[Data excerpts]
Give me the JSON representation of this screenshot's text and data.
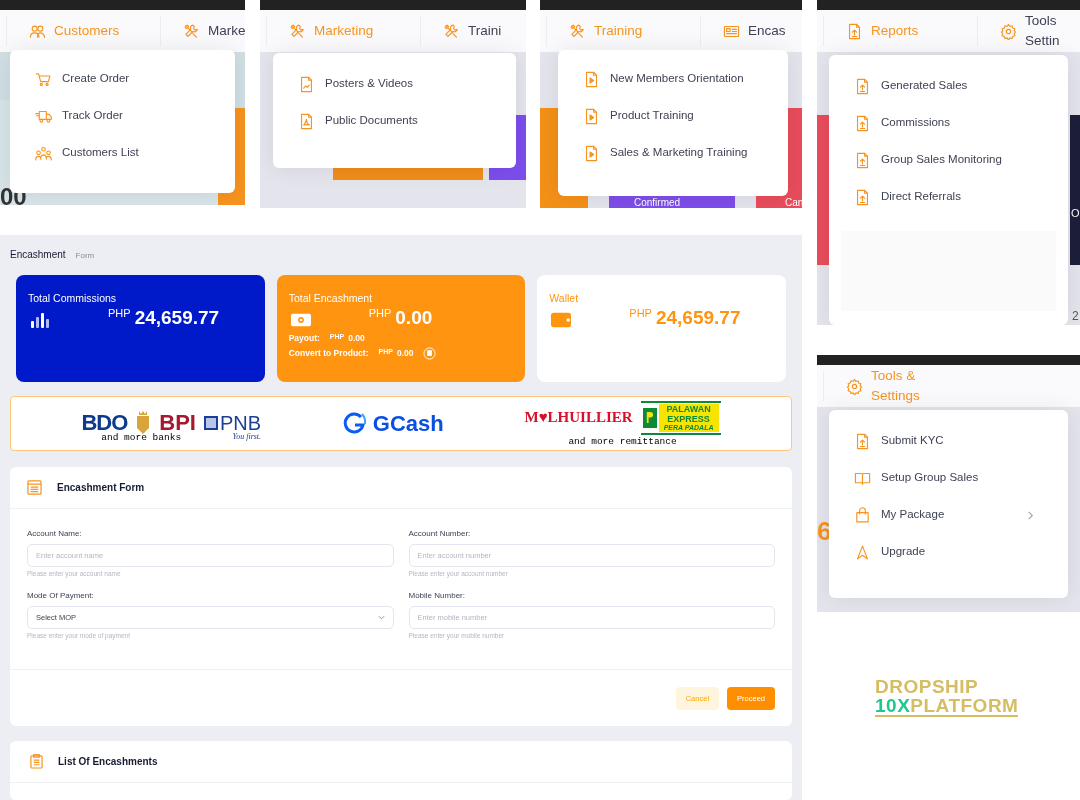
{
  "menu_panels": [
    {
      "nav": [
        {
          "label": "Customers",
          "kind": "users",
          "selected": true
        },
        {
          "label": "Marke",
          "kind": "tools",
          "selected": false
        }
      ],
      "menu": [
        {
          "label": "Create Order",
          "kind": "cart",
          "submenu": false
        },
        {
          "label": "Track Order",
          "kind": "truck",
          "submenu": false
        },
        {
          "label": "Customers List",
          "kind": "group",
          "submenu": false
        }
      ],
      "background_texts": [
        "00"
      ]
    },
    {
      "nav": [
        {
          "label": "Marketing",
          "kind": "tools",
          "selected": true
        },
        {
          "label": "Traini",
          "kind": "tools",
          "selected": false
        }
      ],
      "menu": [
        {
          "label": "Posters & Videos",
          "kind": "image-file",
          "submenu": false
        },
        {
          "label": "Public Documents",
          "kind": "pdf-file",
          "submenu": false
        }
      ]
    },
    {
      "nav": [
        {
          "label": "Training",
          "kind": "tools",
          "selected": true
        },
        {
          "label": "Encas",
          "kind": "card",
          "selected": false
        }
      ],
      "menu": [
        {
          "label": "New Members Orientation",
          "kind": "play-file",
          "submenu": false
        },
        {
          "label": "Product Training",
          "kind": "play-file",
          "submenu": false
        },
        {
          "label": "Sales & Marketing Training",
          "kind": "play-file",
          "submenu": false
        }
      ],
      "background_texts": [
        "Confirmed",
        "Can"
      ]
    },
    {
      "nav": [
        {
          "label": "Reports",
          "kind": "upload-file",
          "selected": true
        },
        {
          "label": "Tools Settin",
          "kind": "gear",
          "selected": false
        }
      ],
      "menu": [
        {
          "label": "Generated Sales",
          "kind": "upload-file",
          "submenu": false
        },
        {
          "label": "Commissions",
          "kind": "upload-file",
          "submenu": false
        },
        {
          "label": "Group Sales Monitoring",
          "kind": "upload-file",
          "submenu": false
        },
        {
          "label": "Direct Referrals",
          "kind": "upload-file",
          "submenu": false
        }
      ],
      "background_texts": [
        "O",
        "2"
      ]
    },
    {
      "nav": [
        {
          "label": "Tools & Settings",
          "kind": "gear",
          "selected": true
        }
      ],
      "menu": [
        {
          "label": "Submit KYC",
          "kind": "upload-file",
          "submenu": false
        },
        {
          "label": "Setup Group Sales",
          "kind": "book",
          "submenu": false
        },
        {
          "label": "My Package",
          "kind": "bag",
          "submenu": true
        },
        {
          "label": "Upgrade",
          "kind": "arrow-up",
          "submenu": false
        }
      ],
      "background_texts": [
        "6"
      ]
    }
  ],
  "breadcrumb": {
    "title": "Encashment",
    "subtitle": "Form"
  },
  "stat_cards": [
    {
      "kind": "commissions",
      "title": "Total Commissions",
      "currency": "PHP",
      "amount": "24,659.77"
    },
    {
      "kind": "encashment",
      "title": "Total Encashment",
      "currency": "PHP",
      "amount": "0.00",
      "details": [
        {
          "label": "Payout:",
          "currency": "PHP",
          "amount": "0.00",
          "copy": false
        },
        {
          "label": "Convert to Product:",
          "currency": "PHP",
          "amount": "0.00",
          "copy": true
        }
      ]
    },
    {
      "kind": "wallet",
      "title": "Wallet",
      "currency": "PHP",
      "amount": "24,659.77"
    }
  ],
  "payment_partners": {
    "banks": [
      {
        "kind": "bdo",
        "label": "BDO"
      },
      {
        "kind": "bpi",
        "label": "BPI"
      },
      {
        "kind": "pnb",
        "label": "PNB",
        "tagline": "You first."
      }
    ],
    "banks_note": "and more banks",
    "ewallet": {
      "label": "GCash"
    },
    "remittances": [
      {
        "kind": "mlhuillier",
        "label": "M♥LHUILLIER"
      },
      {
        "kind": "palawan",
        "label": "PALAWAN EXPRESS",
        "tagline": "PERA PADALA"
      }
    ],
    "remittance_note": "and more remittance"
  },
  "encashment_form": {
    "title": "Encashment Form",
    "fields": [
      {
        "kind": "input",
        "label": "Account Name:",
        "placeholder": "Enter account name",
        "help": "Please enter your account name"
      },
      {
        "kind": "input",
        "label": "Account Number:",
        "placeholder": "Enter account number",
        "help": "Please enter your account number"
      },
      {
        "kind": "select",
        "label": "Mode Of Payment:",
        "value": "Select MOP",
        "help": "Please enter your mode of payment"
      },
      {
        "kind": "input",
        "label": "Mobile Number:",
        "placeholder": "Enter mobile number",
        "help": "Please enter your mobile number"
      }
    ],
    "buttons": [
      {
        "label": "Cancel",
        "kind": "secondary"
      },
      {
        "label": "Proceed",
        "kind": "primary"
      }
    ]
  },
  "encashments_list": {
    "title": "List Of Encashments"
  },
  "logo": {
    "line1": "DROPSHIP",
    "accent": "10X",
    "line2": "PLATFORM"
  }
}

...

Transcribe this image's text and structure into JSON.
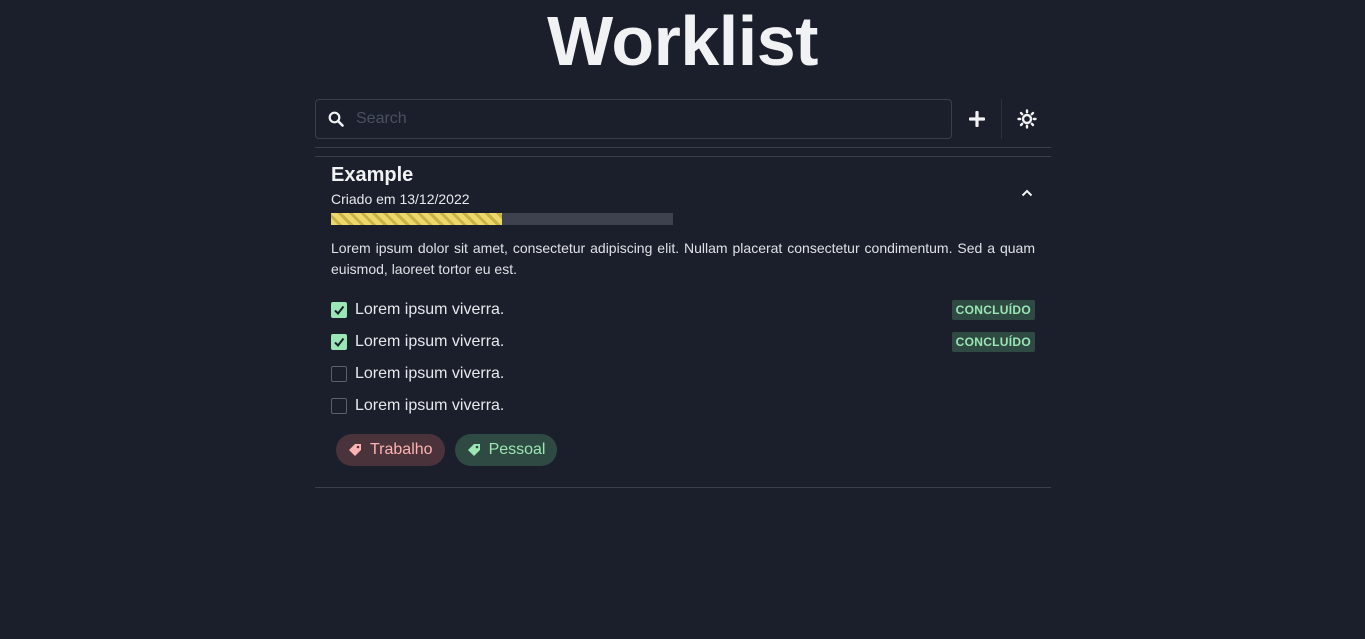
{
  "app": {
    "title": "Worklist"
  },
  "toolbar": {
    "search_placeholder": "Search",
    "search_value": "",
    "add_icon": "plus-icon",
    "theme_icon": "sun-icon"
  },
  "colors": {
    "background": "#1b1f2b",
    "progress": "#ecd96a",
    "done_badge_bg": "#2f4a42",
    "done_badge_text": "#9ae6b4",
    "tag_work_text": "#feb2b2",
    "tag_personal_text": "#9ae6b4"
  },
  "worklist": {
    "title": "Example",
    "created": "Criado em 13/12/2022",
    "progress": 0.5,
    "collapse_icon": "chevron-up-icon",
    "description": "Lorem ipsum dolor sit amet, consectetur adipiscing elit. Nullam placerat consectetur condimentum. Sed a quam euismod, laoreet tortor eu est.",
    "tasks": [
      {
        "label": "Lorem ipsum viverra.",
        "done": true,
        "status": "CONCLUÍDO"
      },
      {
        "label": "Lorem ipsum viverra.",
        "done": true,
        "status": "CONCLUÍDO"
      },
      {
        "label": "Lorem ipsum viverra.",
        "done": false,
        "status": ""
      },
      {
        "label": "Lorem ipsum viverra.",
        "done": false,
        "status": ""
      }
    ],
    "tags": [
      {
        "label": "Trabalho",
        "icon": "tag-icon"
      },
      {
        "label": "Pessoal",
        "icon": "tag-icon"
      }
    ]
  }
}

* * *

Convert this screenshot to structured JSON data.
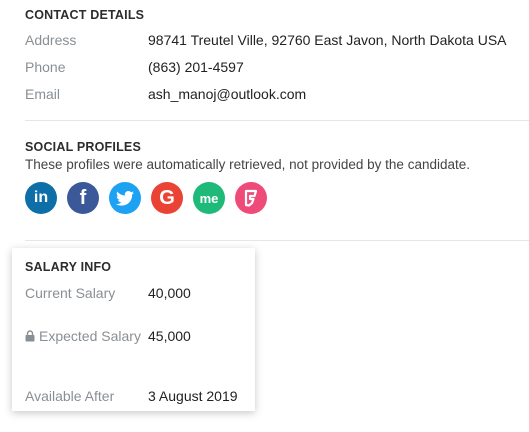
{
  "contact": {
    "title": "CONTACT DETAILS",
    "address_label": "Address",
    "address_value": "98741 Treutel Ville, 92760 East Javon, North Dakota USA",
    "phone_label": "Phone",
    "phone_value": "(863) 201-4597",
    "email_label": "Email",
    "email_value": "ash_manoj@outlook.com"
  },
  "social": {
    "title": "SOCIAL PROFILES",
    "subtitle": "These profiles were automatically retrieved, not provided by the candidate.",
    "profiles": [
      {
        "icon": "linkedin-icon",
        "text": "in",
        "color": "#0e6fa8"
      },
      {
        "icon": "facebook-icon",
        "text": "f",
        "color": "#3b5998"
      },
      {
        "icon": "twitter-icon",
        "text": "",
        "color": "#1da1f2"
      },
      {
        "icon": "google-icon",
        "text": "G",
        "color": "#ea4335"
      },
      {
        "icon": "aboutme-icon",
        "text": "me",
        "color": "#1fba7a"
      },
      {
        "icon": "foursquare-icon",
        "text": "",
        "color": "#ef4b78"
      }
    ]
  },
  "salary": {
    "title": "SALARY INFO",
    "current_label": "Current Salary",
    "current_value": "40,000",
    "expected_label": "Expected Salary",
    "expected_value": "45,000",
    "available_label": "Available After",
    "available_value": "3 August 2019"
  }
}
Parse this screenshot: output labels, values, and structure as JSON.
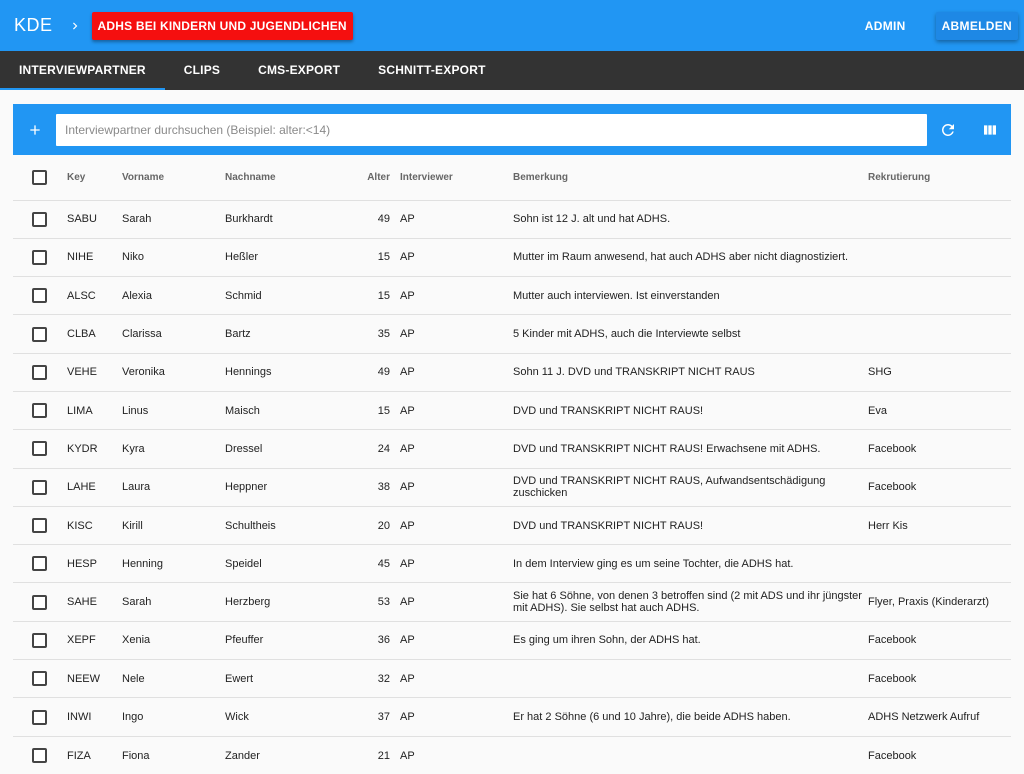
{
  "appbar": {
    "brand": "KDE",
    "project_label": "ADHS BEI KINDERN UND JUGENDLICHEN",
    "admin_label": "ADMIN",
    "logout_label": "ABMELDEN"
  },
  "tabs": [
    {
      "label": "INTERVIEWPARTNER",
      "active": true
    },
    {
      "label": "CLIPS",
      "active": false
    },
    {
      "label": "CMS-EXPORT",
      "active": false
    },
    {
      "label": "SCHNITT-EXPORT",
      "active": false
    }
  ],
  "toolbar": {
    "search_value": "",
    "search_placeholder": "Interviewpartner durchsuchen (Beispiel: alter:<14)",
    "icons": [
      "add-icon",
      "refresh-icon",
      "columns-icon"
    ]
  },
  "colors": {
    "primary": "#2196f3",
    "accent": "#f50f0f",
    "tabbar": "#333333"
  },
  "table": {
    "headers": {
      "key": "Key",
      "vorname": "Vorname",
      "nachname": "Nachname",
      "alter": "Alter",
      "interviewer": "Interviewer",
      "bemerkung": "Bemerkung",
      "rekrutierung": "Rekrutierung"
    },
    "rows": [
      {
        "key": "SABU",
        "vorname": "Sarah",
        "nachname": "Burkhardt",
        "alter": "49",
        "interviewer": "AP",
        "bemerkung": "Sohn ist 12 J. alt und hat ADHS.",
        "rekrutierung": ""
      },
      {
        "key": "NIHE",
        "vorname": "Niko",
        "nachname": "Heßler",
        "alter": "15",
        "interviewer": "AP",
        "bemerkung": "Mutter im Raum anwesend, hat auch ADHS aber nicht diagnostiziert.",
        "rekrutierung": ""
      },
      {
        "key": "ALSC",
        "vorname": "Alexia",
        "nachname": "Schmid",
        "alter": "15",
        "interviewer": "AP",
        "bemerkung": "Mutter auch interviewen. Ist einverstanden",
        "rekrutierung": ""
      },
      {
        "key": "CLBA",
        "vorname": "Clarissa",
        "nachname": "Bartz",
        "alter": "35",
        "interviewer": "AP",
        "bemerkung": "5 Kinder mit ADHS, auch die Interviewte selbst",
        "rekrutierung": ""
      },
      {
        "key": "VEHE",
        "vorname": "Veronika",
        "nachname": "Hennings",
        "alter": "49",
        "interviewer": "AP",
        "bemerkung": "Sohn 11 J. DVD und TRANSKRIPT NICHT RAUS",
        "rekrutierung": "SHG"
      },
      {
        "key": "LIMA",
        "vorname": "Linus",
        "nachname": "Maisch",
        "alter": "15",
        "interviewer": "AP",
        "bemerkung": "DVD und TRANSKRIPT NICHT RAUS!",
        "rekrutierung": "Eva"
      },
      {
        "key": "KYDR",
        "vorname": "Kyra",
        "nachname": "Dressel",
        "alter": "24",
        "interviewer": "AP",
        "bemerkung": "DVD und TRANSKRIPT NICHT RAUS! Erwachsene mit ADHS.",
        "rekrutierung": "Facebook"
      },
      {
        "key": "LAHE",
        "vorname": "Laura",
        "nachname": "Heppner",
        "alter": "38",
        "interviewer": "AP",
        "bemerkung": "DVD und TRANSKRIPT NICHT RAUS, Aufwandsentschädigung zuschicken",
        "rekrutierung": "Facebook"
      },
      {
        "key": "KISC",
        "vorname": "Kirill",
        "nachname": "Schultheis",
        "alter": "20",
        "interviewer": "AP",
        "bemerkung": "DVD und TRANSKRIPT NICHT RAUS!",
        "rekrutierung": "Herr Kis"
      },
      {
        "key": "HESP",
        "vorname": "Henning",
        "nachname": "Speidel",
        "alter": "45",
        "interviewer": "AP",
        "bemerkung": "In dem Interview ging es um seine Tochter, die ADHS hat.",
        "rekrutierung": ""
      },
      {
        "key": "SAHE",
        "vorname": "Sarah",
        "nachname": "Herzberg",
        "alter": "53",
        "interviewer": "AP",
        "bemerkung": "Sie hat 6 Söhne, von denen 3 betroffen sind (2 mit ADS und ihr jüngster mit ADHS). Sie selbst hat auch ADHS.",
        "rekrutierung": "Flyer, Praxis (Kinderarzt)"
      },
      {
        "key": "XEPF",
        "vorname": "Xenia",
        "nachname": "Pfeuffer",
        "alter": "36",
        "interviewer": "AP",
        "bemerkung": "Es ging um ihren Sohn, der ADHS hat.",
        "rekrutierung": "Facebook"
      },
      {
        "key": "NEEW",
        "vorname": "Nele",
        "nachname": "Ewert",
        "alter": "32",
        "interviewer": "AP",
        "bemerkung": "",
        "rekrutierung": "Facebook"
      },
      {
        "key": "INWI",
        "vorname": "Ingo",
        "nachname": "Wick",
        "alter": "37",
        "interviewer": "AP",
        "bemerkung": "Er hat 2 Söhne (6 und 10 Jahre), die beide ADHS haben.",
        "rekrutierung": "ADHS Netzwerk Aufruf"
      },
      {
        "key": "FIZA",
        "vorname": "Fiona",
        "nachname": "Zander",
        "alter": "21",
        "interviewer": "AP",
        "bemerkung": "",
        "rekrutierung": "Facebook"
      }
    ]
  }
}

== REQUIREMENTS ==
Gather from the entries above all lines that include the string "your".

== RESPONSE ==
        "help": "Please enter your account name"
        "help": "Please enter your account number"
        "help": "Please enter your mode of payment"
        "help": "Please enter your mobile number"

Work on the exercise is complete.